* _PROBLEM TO SOLVE_
Read the records and write them out again exactly.

* _EXTRACTED RECORDS_
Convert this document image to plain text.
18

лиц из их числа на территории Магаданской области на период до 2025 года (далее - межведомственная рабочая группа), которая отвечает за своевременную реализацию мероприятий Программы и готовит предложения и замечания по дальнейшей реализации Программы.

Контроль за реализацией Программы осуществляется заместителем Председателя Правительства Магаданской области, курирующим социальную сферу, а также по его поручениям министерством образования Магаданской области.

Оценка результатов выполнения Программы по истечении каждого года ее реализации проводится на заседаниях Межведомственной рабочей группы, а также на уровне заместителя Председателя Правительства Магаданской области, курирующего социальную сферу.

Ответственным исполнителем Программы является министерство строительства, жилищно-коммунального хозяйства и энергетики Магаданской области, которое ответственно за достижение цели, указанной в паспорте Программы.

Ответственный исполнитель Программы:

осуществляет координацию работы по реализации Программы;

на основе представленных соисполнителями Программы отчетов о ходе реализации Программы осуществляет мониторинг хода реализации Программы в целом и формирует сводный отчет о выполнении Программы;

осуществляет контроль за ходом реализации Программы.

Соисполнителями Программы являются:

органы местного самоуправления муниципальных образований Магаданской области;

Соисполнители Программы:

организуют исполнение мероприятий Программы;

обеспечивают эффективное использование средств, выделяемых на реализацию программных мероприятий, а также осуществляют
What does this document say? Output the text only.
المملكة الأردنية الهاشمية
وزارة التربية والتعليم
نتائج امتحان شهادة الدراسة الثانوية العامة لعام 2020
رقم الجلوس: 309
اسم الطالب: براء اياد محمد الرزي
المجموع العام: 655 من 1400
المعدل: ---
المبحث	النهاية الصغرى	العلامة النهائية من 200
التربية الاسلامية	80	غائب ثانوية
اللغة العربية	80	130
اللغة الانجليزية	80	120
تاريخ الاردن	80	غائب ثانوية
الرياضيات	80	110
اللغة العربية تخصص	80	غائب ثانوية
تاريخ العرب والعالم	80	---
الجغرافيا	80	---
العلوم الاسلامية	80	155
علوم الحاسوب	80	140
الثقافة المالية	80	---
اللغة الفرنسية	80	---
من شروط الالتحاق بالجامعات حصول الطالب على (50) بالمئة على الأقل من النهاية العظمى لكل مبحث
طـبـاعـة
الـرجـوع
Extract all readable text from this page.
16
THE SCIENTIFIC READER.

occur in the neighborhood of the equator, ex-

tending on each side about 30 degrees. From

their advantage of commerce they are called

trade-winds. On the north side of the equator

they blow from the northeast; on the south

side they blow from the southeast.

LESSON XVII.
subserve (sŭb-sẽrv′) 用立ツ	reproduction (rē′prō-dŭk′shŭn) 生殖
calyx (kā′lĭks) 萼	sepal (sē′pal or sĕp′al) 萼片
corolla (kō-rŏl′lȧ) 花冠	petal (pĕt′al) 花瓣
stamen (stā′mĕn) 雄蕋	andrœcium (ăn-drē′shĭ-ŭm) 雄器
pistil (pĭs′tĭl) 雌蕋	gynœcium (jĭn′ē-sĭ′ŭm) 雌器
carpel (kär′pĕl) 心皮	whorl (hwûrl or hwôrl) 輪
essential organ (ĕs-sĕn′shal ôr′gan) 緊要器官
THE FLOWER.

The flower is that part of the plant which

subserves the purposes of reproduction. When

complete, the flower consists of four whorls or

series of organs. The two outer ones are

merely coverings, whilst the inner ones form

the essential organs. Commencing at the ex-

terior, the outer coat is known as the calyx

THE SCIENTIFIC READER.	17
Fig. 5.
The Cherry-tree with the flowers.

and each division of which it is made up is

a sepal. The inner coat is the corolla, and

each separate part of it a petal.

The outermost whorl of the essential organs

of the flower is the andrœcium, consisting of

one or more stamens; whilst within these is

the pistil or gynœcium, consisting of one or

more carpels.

* _THE SOLUTION_
Convert this document image to plain text.
18

лиц из их числа на территории Магаданской области на период до 2025 года (далее - межведомственная рабочая группа), которая отвечает за своевременную реализацию мероприятий Программы и готовит предложения и замечания по дальнейшей реализации Программы.

Контроль за реализацией Программы осуществляется заместителем Председателя Правительства Магаданской области, курирующим социальную сферу, а также по его поручениям министерством образования Магаданской области.

Оценка результатов выполнения Программы по истечении каждого года ее реализации проводится на заседаниях Межведомственной рабочей группы, а также на уровне заместителя Председателя Правительства Магаданской области, курирующего социальную сферу.

Ответственным исполнителем Программы является министерство строительства, жилищно-коммунального хозяйства и энергетики Магаданской области, которое ответственно за достижение цели, указанной в паспорте Программы.

Ответственный исполнитель Программы:

осуществляет координацию работы по реализации Программы;

на основе представленных соисполнителями Программы отчетов о ходе реализации Программы осуществляет мониторинг хода реализации Программы в целом и формирует сводный отчет о выполнении Программы;

осуществляет контроль за ходом реализации Программы.

Соисполнителями Программы являются:

органы местного самоуправления муниципальных образований Магаданской области;

Соисполнители Программы:

организуют исполнение мероприятий Программы;

обеспечивают эффективное использование средств, выделяемых на реализацию программных мероприятий, а также осуществляют
What does this document say? Output the text only.
المملكة الأردنية الهاشمية
وزارة التربية والتعليم
نتائج امتحان شهادة الدراسة الثانوية العامة لعام 2020
رقم الجلوس: 309
اسم الطالب: براء اياد محمد الرزي
المجموع العام: 655 من 1400
المعدل: ---
المبحث	النهاية الصغرى	العلامة النهائية من 200
التربية الاسلامية	80	غائب ثانوية
اللغة العربية	80	130
اللغة الانجليزية	80	120
تاريخ الاردن	80	غائب ثانوية
الرياضيات	80	110
اللغة العربية تخصص	80	غائب ثانوية
تاريخ العرب والعالم	80	---
الجغرافيا	80	---
العلوم الاسلامية	80	155
علوم الحاسوب	80	140
الثقافة المالية	80	---
اللغة الفرنسية	80	---
من شروط الالتحاق بالجامعات حصول الطالب على (50) بالمئة على الأقل من النهاية العظمى لكل مبحث
طـبـاعـة
الـرجـوع
Extract all readable text from this page.
16
THE SCIENTIFIC READER.

occur in the neighborhood of the equator, ex-

tending on each side about 30 degrees. From

their advantage of commerce they are called

trade-winds. On the north side of the equator

they blow from the northeast; on the south

side they blow from the southeast.

LESSON XVII.
subserve (sŭb-sẽrv′) 用立ツ	reproduction (rē′prō-dŭk′shŭn) 生殖
calyx (kā′lĭks) 萼	sepal (sē′pal or sĕp′al) 萼片
corolla (kō-rŏl′lȧ) 花冠	petal (pĕt′al) 花瓣
stamen (stā′mĕn) 雄蕋	andrœcium (ăn-drē′shĭ-ŭm) 雄器
pistil (pĭs′tĭl) 雌蕋	gynœcium (jĭn′ē-sĭ′ŭm) 雌器
carpel (kär′pĕl) 心皮	whorl (hwûrl or hwôrl) 輪
essential organ (ĕs-sĕn′shal ôr′gan) 緊要器官
THE FLOWER.

The flower is that part of the plant which

subserves the purposes of reproduction. When

complete, the flower consists of four whorls or

series of organs. The two outer ones are

merely coverings, whilst the inner ones form

the essential organs. Commencing at the ex-

terior, the outer coat is known as the calyx

THE SCIENTIFIC READER.	17
Fig. 5.
The Cherry-tree with the flowers.

and each division of which it is made up is

a sepal. The inner coat is the corolla, and

each separate part of it a petal.

The outermost whorl of the essential organs

of the flower is the andrœcium, consisting of

one or more stamens; whilst within these is

the pistil or gynœcium, consisting of one or

more carpels.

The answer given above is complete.